Gains and losses from non-trading instruments that reduce commodity price risks are recognized when settled in Purchased Power and Fuel expense, or in Operating Revenues. In addition, Company policy allows the use of these instruments for trading purposes, which may expose the Company to market risks resulting from adverse changes in commodity prices. Under EITF 02-3, gains and losses on such instruments are recognized on a net basis within Operating Revenues on PGE's Income Statement. Valuation of these financial instruments reflects management's best estimates of market prices, including closing NYMEX and over-the-counter quotations, time value, and volatility factors underlying the commitments.

» INFORMATION GIVEN:

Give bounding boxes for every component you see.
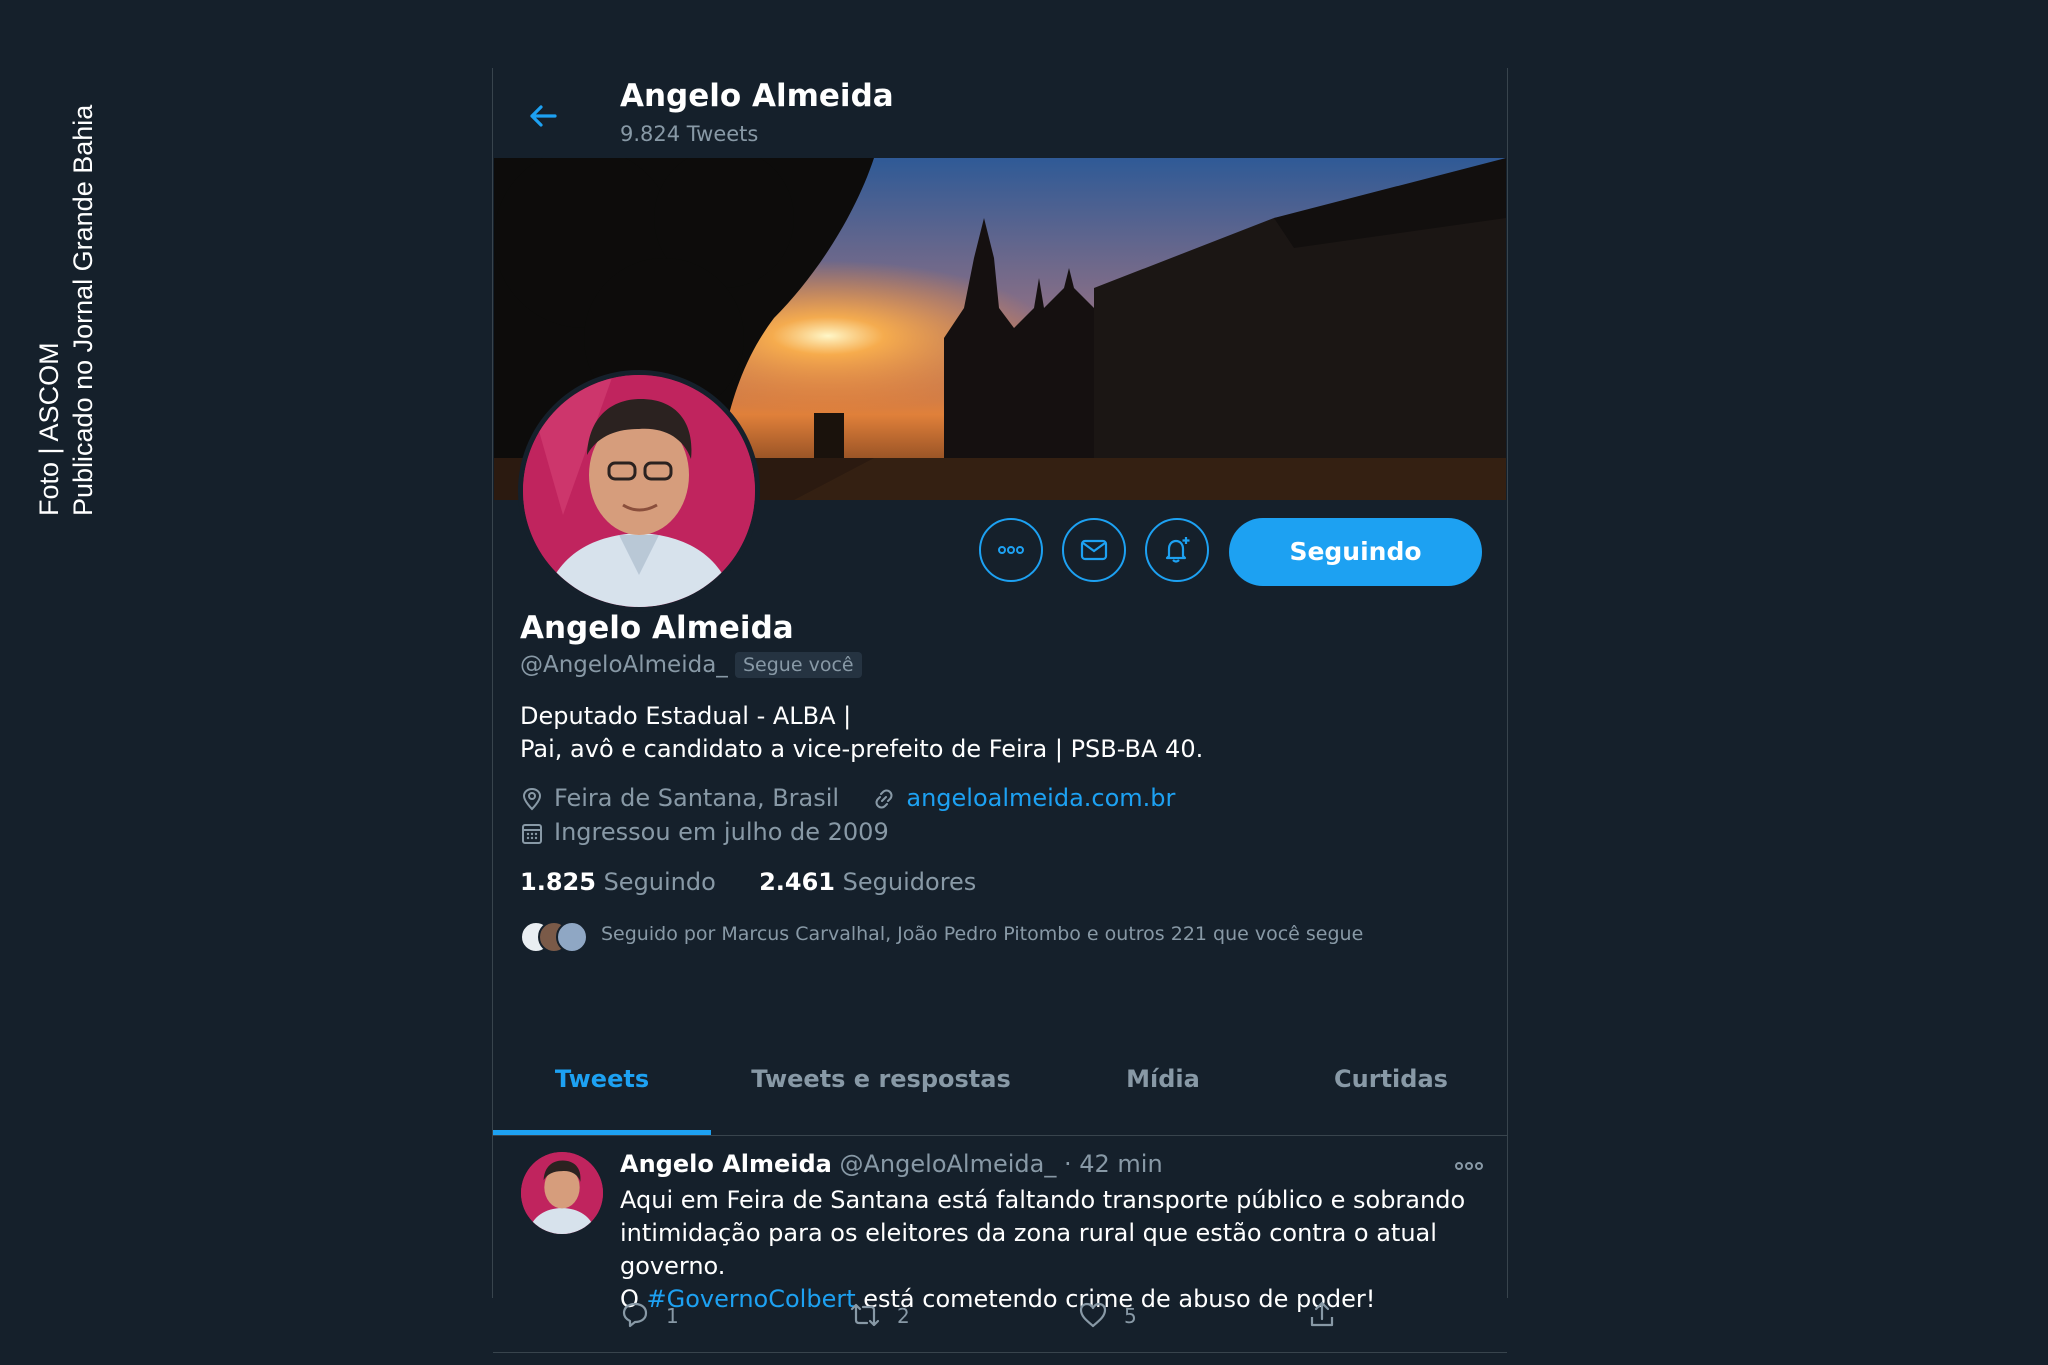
follower-avatar-3: [556, 921, 588, 953]
tab-tweets-and-replies[interactable]: Tweets e respostas: [711, 1023, 1051, 1135]
following-count: 1.825: [520, 868, 596, 896]
reply-icon: [622, 1302, 648, 1328]
caption-publication: Publicado no Jornal Grande Bahia: [68, 104, 98, 516]
tweet-author-avatar[interactable]: [521, 1152, 603, 1234]
profile-joined-date: Ingressou em julho de 2009: [554, 818, 889, 846]
tweet-text-line-1: Aqui em Feira de Santana está faltando t…: [620, 1186, 1466, 1214]
bell-plus-icon: [1165, 537, 1190, 563]
back-button[interactable]: [523, 96, 563, 136]
profile-handle: @AngeloAlmeida_: [520, 652, 728, 678]
tweet-handle-time: @AngeloAlmeida_ · 42 min: [839, 1150, 1163, 1178]
location-pin-icon: [522, 787, 542, 811]
bio-line-1: Deputado Estadual - ALBA |: [520, 702, 852, 730]
more-options-button[interactable]: [979, 518, 1043, 582]
profile-meta-row: Feira de Santana, Brasil angeloalmeida.c…: [520, 784, 1175, 812]
profile-location: Feira de Santana, Brasil: [554, 784, 840, 812]
tab-media[interactable]: Mídia: [1051, 1023, 1275, 1135]
link-icon: [875, 789, 893, 809]
tweet-author-name[interactable]: Angelo Almeida: [620, 1150, 832, 1178]
share-button[interactable]: [1307, 1300, 1353, 1332]
message-button[interactable]: [1062, 518, 1126, 582]
tweet-text-line-2: intimidação para os eleitores da zona ru…: [620, 1219, 1437, 1280]
notifications-button[interactable]: [1145, 518, 1209, 582]
more-dots-icon: [998, 546, 1024, 554]
tab-likes[interactable]: Curtidas: [1275, 1023, 1507, 1135]
heart-icon: [1079, 1302, 1107, 1328]
more-dots-icon: [1455, 1162, 1483, 1170]
follows-you-badge: Segue você: [735, 652, 862, 678]
profile-tabs: Tweets Tweets e respostas Mídia Curtidas: [493, 1023, 1507, 1136]
followed-by-text: Seguido por Marcus Carvalhal, João Pedro…: [601, 923, 1364, 945]
profile-joined-row: Ingressou em julho de 2009: [520, 818, 889, 846]
retweet-icon: [850, 1303, 880, 1327]
profile-name: Angelo Almeida: [520, 610, 794, 646]
caption-credit: Foto | ASCOM: [34, 342, 64, 516]
share-icon: [1310, 1301, 1334, 1327]
bio-line-2: Pai, avô e candidato a vice-prefeito de …: [520, 735, 1204, 763]
followers-stat[interactable]: 2.461 Seguidores: [759, 868, 976, 896]
following-label: Seguindo: [603, 868, 716, 896]
tweet-text: Aqui em Feira de Santana está faltando t…: [620, 1184, 1500, 1316]
reply-button[interactable]: 1: [620, 1300, 679, 1332]
like-count: 5: [1124, 1304, 1137, 1328]
twitter-profile-panel: Angelo Almeida 9.824 Tweets Seguindo Ang…: [492, 68, 1508, 1353]
profile-header-bar: Angelo Almeida 9.824 Tweets: [493, 68, 1507, 158]
calendar-icon: [522, 824, 542, 844]
like-button[interactable]: 5: [1078, 1300, 1137, 1332]
followers-label: Seguidores: [842, 868, 977, 896]
profile-avatar[interactable]: [518, 370, 760, 612]
arrow-left-icon: [530, 105, 557, 127]
retweet-count: 2: [897, 1304, 910, 1328]
active-tab-indicator: [493, 1130, 711, 1135]
followers-count: 2.461: [759, 868, 836, 896]
reply-count: 1: [666, 1304, 679, 1328]
retweet-button[interactable]: 2: [849, 1300, 910, 1332]
header-name: Angelo Almeida: [620, 78, 894, 114]
profile-website-link[interactable]: angeloalmeida.com.br: [906, 784, 1175, 812]
photo-credit-caption: Foto | ASCOM Publicado no Jornal Grande …: [32, 36, 100, 516]
profile-bio: Deputado Estadual - ALBA | Pai, avô e ca…: [520, 700, 1203, 766]
tweet-header: Angelo Almeida @AngeloAlmeida_ · 42 min: [620, 1150, 1163, 1178]
tweet-more-button[interactable]: [1451, 1158, 1487, 1174]
tab-tweets[interactable]: Tweets: [493, 1023, 711, 1135]
following-stat[interactable]: 1.825 Seguindo: [520, 868, 716, 896]
header-tweet-count: 9.824 Tweets: [620, 122, 759, 146]
mail-icon: [1080, 539, 1108, 561]
tweet-text-line-3: O #GovernoColbert está cometendo crime d…: [620, 1283, 1500, 1316]
tweet-item[interactable]: Angelo Almeida @AngeloAlmeida_ · 42 min …: [493, 1136, 1507, 1353]
following-button[interactable]: Seguindo: [1229, 518, 1482, 586]
follow-stats: 1.825 Seguindo 2.461 Seguidores: [520, 868, 976, 896]
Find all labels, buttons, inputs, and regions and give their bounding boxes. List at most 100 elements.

» EXERCISE TASK: Copy out the passage on commodity price instruments in full, word for word.

» EXPECTED ANSWER:
Gains and losses from non-trading instruments that reduce commodity price risks are recognized when settled in Purchased Power and Fuel expense, or in Operating Revenues. In addition, Company policy allows the use of these instruments for trading purposes, which may expose the Company to market risks resulting from adverse changes in commodity prices. Under EITF 02-3, gains and losses on such instruments are recognized on a net basis within Operating Revenues on PGE's Income Statement. Valuation of these financial instruments reflects management's best estimates of market prices, including closing NYMEX and over-the-counter quotations, time value, and volatility factors underlying the commitments.